Direction 1:
How many horses does Thomas set out to round up, according to the movie review?
Direction 2:
Pick up the movie review where it ends and keep writing it.

Reading passage:
☆ ☆ ☆ ☆

On the way, both groups encounter double-dealing, the Mexicans attempt to renege on the agreement to buy the wild horses, while the rebels are taken hostage by, ironically enough, forces in opposition to the existing Mexican government. The Unionists come to the rescue of the Confederates twice, once in a rousing battle against bandits, and, at the climax, by trading their horses (and their futures) for their former enemies’ lives. But this is an unsatisfactory conclusion since, to complete the circle, it should have been the Confederates baling the Unionists out of trouble, and therefore, honors even, they can come to a peaceful accommodation.

The movie opens with a battered Confederate flag. The camera tracks left along lines of grey-uniformed soldiers waiting for the expected attack. Almost immediately, their ranks are decimated by cannon fire followed by a Union cavalry charge, sabers cutting the defending soldiers to ribbons, Colonel John Henry Thomas (John Wayne) in the thick of the action, a Confederate flag abandoned on the ground. As a rider brings news of the cessation of hostilities, the camera, from Thomas’s point-of-view lingers on the dead. Thomas seeks out the enemy to accept their surrender.

To his astonishment, the Confederates already know that peace has been agreed when they continued fighting and, as far as the rebel commanding officer is concerned, the war is not over. “Are you telling me,” asks an incredulous Thomas, “that you intend to keep fighting?”  The officer replies, “Haven’t we just proven it?” A few minutes into the picture, the entire concept is established, emotional sides taken, Unionists exhibiting disbelief, Confederates appearing resolute.

Mustachioed and resplendent in a Southern uniform that incorporates a cape and a hat with a feather in it, the dashing Colonel James Langdon (Rock Hudson) spells out his post-war secret mission to his troops, a 2,000-mile trip to Mexico, arms and ammunition and uniforms hidden at the bottom of wagons, their rendezvous, 500 miles south of the border, in Durango leading to being escorted by representatives of Emperor Maximilian to the country’s capital. Langdon sets fire to their grand mansion as a romantic subplot unfolds involving two juveniles, Langdon’s daughter Charlotte (Melissa Newman) and the slightly older Bubba Wilkes (Michael Vincent).

Thomas hands in his resignation, explaining that the 10 men remaining out of the 75 he recruited three years prior takes priority over continuing as a soldier.  “Those left deserve more than a pat on the back from some newspaper editor and I’m gonna see they get it,” he snaps, as he leads his men away on their mission, to round up 3,000 horses to sell to the U.S. Army. What do men do while they wait around, capture flies as in Once Upon a Time in the West, or bicker as The Wild Bunch? Like Peckinpah’s squad, these men like to make fun of each other and, reminiscent of the scene when Warren Oates is teased over a bottle of whiskey, the ex-soldiers toss a chew of tobacco around until one stops after catching sight of approaching Indians.

☆ ☆ ☆ ☆

Stored records:
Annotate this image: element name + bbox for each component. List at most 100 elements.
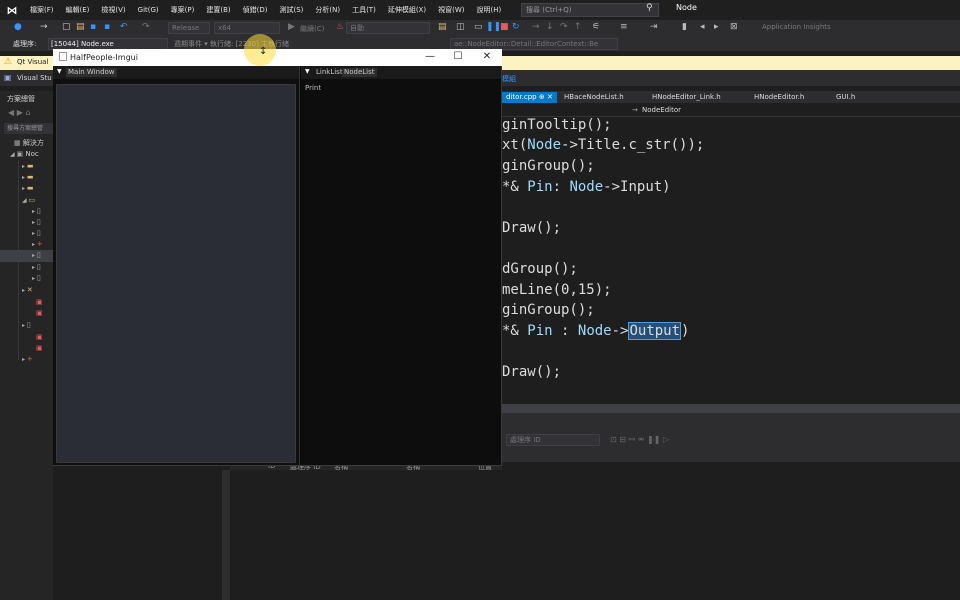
menu-git[interactable]: Git(G) — [132, 0, 165, 20]
tree-item[interactable]: ◢ ▭ — [22, 196, 35, 207]
step-out-icon[interactable]: ↑ — [574, 22, 582, 32]
tree-item[interactable]: ▸ + — [32, 240, 43, 251]
window-icon[interactable]: ▭ — [474, 22, 483, 32]
menu-build[interactable]: 建置(B) — [200, 0, 236, 20]
notification-link[interactable]: 模組 — [502, 74, 516, 84]
tree-item[interactable]: ▸ ✕ — [22, 286, 33, 297]
maximize-icon[interactable]: ☐ — [444, 50, 472, 64]
solution-search-input[interactable]: 搜尋方案總管 — [4, 123, 53, 134]
save-all-icon[interactable]: ▪ — [104, 22, 110, 32]
continue-button[interactable]: 繼續(C) — [300, 24, 324, 34]
folder-icon[interactable]: ▤ — [438, 22, 447, 32]
flame-icon[interactable]: ♨ — [336, 22, 344, 32]
menu-test[interactable]: 測試(S) — [273, 0, 309, 20]
resize-cursor-icon: ↕ — [259, 46, 268, 57]
bookmark-clear-icon[interactable]: ⊠ — [730, 22, 738, 32]
back-icon[interactable]: ● — [14, 22, 22, 32]
search-input[interactable]: 搜尋 (Ctrl+Q) — [521, 3, 659, 17]
code-line: Draw(); — [502, 364, 562, 380]
forward-icon[interactable]: → — [40, 22, 48, 32]
indent-icon[interactable]: ⇥ — [650, 22, 658, 32]
collapse-triangle-icon[interactable]: ▼ — [57, 68, 62, 75]
comment-icon[interactable]: ≡ — [620, 22, 628, 32]
tree-item[interactable]: ▸ ▯ — [32, 263, 41, 274]
tab-gui[interactable]: GUI.h — [832, 92, 859, 103]
tab-hnodeeditor-link[interactable]: HNodeEditor_Link.h — [648, 92, 725, 103]
tree-item[interactable]: ▸ ▬ — [22, 162, 34, 173]
application-insights-button[interactable]: Application Insights — [762, 23, 831, 31]
tree-solution-row[interactable]: ▦ 解決方 — [14, 138, 44, 149]
tab-linklist[interactable]: LinkList — [314, 68, 345, 77]
platform-select[interactable]: x64 — [214, 22, 280, 34]
hex-icon[interactable]: ⚟ — [592, 22, 600, 32]
step-over-icon[interactable]: ↷ — [560, 22, 568, 32]
tree-item[interactable]: ▸ ▯ — [32, 274, 41, 285]
horizontal-scrollbar[interactable] — [502, 404, 960, 413]
close-window-icon[interactable]: ✕ — [473, 50, 501, 64]
tree-item[interactable]: ▸ ▯ — [32, 251, 41, 262]
menu-analyze[interactable]: 分析(N) — [309, 0, 346, 20]
code-line: *& Pin : Node->Output) — [502, 322, 690, 340]
tree-item[interactable]: ▸ ▬ — [22, 173, 34, 184]
bookmark-prev-icon[interactable]: ◂ — [700, 22, 705, 32]
tree-item[interactable]: ▸ ▯ — [32, 229, 41, 240]
node-editor-canvas[interactable] — [56, 84, 296, 463]
stack-select[interactable]: 自動 — [346, 22, 430, 34]
menu-view[interactable]: 檢視(V) — [95, 0, 131, 20]
search-icon[interactable]: ⚲ — [646, 3, 653, 13]
save-icon[interactable]: ▪ — [90, 22, 96, 32]
menu-edit[interactable]: 編輯(E) — [60, 0, 96, 20]
step-into-icon[interactable]: ↓ — [546, 22, 554, 32]
camera-icon[interactable]: ◫ — [456, 22, 465, 32]
visual-studio-logo-icon[interactable]: ⋈ — [0, 0, 24, 20]
tree-item[interactable]: ▣ — [36, 309, 43, 320]
tree-project-row[interactable]: ◢ ▣ Noc — [10, 150, 39, 161]
header-file-icon: ▣ — [36, 309, 43, 317]
bookmark-next-icon[interactable]: ▸ — [714, 22, 719, 32]
config-select[interactable]: Release — [168, 22, 210, 34]
menu-window[interactable]: 視窗(W) — [432, 0, 470, 20]
menu-help[interactable]: 說明(H) — [470, 0, 507, 20]
open-folder-icon[interactable]: ▤ — [76, 22, 85, 32]
process-id-select[interactable]: 處理序 ID — [506, 434, 600, 446]
selected-tree-row[interactable] — [0, 250, 53, 262]
tab-hnodeeditor[interactable]: HNodeEditor.h — [750, 92, 808, 103]
tab-hbacenodelist[interactable]: HBaceNodeList.h — [560, 92, 628, 103]
show-next-icon[interactable]: → — [532, 22, 540, 32]
collapse-triangle-icon[interactable]: ▼ — [305, 68, 310, 75]
pin-icon[interactable]: ⊕ — [539, 93, 545, 101]
bookmark-icon[interactable]: ▮ — [682, 22, 687, 32]
undo-icon[interactable]: ↶ — [120, 22, 128, 32]
tree-item[interactable]: ▸ ▬ — [22, 184, 34, 195]
tree-item[interactable]: ▸ ▯ — [32, 218, 41, 229]
minimize-icon[interactable]: — — [416, 50, 444, 64]
menu-project[interactable]: 專案(P) — [165, 0, 201, 20]
back-nav-icon[interactable]: ◀ ▶ ⌂ — [8, 108, 30, 117]
close-icon[interactable]: ✕ — [547, 93, 553, 101]
tree-item[interactable]: ▸ ▯ — [22, 321, 31, 332]
tab-editor-cpp[interactable]: ditor.cpp ⊕ ✕ — [502, 92, 557, 103]
menu-debug[interactable]: 偵錯(D) — [237, 0, 274, 20]
continue-icon[interactable]: ▶ — [288, 22, 295, 32]
menu-file[interactable]: 檔案(F) — [24, 0, 60, 20]
pause-icon[interactable]: ❚❚ — [486, 22, 501, 32]
panel-splitter[interactable] — [222, 470, 230, 600]
restart-icon[interactable]: ↻ — [512, 22, 520, 32]
new-file-icon[interactable]: ▢ — [62, 22, 71, 32]
function-navigation-select[interactable]: NodeEditor — [642, 106, 681, 114]
redo-icon[interactable]: ↷ — [142, 22, 150, 32]
output-toolbar-icons[interactable]: ⊡ ⊟ ⚯ ⚮ ❚❚ ▷ — [610, 435, 669, 444]
stop-icon[interactable]: ■ — [500, 22, 509, 32]
main-window-tab[interactable]: Main Window — [66, 68, 117, 77]
cpp-file-icon: + — [26, 355, 33, 363]
tree-item[interactable]: ▣ — [36, 344, 43, 355]
dock-splitter[interactable] — [299, 66, 301, 465]
code-line: meLine(0,15); — [502, 282, 612, 298]
tab-nodelist[interactable]: NodeList — [342, 68, 377, 77]
tree-item[interactable]: ▣ — [36, 298, 43, 309]
menu-tools[interactable]: 工具(T) — [346, 0, 382, 20]
tree-item[interactable]: ▸ + — [22, 355, 33, 366]
tree-item[interactable]: ▣ — [36, 333, 43, 344]
tree-item[interactable]: ▸ ▯ — [32, 207, 41, 218]
menu-extensions[interactable]: 延伸模組(X) — [382, 0, 432, 20]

☆ ☆ ☆ ☆

Exercise response 1:
3,000

Exercise response 2:
In a mild twist, these are not enemies, but a group led by Blue Blood (Roman Gabriel), who, in another twist, we learn later, is Thomas’s adopted son – a major twist, in fact, if we are the homage business, given The Searchers (1956) when Ethan Edwards is dedicated to hunting down and killing Debbie (Natalie Wood) simply because she has lived with Indians after being kidnapped. The arrival of the riders is typical of McLaglen’s compositional skills: the men appear in long shot below the horizon. The screen, in reality, is divided into two – sky at the top, land at the bottom. Crammed into the middle is a tiny stretch of men.

We cut the first rousing adventure scene, a two-minute scene of the lassoing, capture and breaking-in of thousands of horses, the screen filled with images of the racing animals. As Col. Langdon’s wagon train sets off, Charlotte tells her beau that she is “looking for something more substantial” in a man than this lovelorn youth, as if she has quickly grown up during the war. Thomas and Short Grub (Ben Johnson) head off to a staging post for a meeting with the agents who buy horses for the government but instead they come into contact with a “couple of popinjays” representing Emperor Maximilian and willing to buy the entire herd. The loyal Thomas rejects their offer out of hand until, in an attempt to defraud him, the government agents offer him $10 less per horse than the going market rate, and for a fraction of the herd.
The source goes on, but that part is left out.